Instruction: Where does the string "River" appear in the records? Copy every line that contains it.
--------------------
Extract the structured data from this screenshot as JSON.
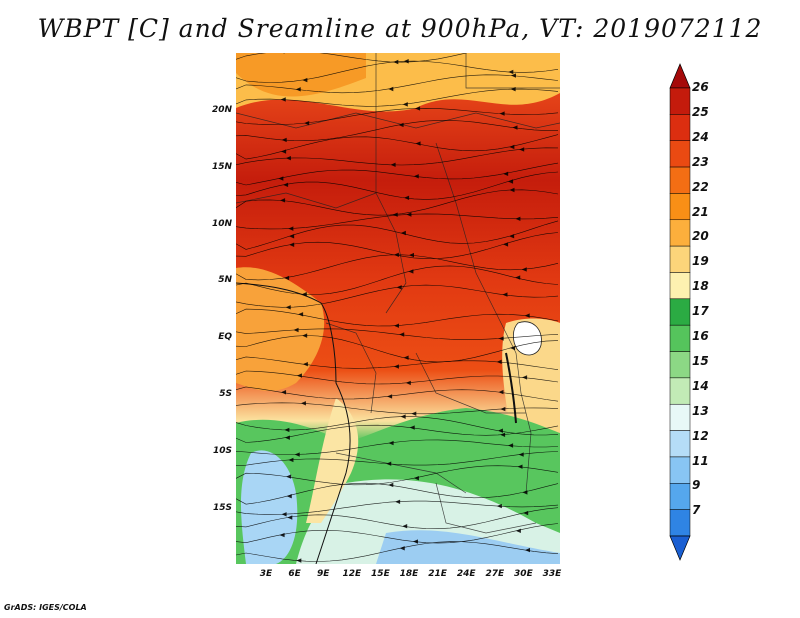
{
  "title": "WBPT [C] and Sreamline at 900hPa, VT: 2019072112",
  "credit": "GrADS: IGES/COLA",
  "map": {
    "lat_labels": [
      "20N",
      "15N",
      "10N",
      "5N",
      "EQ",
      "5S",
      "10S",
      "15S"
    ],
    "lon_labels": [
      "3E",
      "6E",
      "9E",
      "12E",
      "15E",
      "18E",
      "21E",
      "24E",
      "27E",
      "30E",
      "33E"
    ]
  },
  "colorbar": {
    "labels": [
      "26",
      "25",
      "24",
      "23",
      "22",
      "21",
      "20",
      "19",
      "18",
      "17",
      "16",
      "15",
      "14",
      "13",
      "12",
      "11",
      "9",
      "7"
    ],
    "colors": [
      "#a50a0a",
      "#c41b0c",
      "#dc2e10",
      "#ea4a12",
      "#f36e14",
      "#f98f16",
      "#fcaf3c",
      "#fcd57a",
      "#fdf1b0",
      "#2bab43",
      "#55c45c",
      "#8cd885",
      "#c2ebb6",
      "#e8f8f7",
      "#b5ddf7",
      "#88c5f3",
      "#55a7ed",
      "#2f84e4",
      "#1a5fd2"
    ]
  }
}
--------------------
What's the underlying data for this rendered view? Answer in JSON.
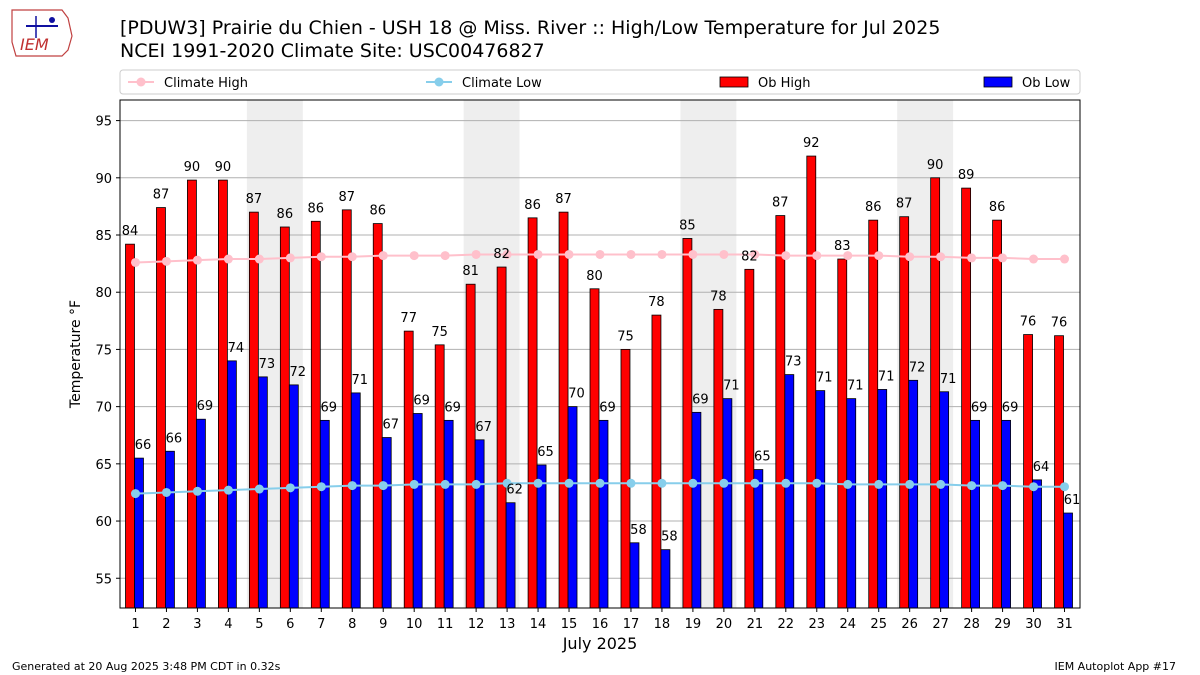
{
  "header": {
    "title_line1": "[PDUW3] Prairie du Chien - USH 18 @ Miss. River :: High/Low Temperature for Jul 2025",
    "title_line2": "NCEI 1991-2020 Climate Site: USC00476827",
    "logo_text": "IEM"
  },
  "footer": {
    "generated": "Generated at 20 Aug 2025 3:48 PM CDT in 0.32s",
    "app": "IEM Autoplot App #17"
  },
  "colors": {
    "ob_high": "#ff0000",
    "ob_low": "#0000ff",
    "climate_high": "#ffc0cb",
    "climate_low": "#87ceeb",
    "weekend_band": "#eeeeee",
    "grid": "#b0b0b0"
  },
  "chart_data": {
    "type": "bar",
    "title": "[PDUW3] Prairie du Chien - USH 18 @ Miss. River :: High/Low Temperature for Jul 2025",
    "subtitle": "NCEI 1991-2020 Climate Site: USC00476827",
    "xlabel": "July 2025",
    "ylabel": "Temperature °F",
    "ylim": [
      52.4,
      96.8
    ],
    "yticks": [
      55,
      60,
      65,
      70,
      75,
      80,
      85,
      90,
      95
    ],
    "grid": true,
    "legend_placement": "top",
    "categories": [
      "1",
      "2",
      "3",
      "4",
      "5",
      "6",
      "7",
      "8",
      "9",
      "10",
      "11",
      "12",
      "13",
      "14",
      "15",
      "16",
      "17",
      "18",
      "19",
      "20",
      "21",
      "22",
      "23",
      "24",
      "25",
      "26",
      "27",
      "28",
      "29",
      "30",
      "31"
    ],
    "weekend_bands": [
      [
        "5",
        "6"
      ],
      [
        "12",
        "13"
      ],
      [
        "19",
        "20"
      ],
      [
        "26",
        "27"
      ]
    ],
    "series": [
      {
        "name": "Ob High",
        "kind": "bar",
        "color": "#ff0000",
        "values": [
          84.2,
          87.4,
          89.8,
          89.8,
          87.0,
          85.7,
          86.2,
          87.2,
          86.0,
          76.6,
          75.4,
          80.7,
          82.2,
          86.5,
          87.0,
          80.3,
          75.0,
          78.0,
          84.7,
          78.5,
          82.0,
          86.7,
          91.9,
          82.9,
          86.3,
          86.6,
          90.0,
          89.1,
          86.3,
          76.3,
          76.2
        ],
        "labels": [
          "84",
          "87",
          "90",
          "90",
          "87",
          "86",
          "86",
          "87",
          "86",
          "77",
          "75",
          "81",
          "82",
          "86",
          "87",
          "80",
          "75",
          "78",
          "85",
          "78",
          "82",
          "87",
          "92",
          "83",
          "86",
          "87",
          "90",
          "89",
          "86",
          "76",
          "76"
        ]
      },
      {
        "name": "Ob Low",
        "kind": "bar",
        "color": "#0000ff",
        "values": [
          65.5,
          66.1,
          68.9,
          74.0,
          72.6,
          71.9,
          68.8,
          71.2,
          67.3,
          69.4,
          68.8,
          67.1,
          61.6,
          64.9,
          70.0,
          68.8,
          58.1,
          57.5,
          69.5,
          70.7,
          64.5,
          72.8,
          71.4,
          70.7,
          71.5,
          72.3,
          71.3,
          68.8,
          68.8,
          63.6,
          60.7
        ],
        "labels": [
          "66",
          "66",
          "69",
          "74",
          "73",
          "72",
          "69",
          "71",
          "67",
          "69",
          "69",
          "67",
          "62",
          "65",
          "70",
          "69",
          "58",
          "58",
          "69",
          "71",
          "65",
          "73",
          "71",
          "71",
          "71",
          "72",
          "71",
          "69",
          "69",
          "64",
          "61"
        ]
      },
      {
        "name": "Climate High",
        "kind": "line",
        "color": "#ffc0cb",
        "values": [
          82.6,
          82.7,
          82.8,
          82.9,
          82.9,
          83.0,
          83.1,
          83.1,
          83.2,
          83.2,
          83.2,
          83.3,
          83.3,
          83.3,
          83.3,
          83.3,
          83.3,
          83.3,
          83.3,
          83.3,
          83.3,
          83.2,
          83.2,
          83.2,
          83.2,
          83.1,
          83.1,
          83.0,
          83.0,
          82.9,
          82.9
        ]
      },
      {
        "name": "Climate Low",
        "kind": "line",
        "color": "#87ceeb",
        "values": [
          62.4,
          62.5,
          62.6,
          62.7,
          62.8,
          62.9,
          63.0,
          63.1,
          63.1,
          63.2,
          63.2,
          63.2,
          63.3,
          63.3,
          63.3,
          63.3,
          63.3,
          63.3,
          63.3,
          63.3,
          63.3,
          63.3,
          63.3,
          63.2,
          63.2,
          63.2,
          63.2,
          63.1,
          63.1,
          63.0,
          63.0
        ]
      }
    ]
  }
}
--------------------
Exercise answer:
    "title_line1": "[PDUW3] Prairie du Chien - USH 18 @ Miss. River :: High/Low Temperature for Jul 2025",
    "title": "[PDUW3] Prairie du Chien - USH 18 @ Miss. River :: High/Low Temperature for Jul 2025",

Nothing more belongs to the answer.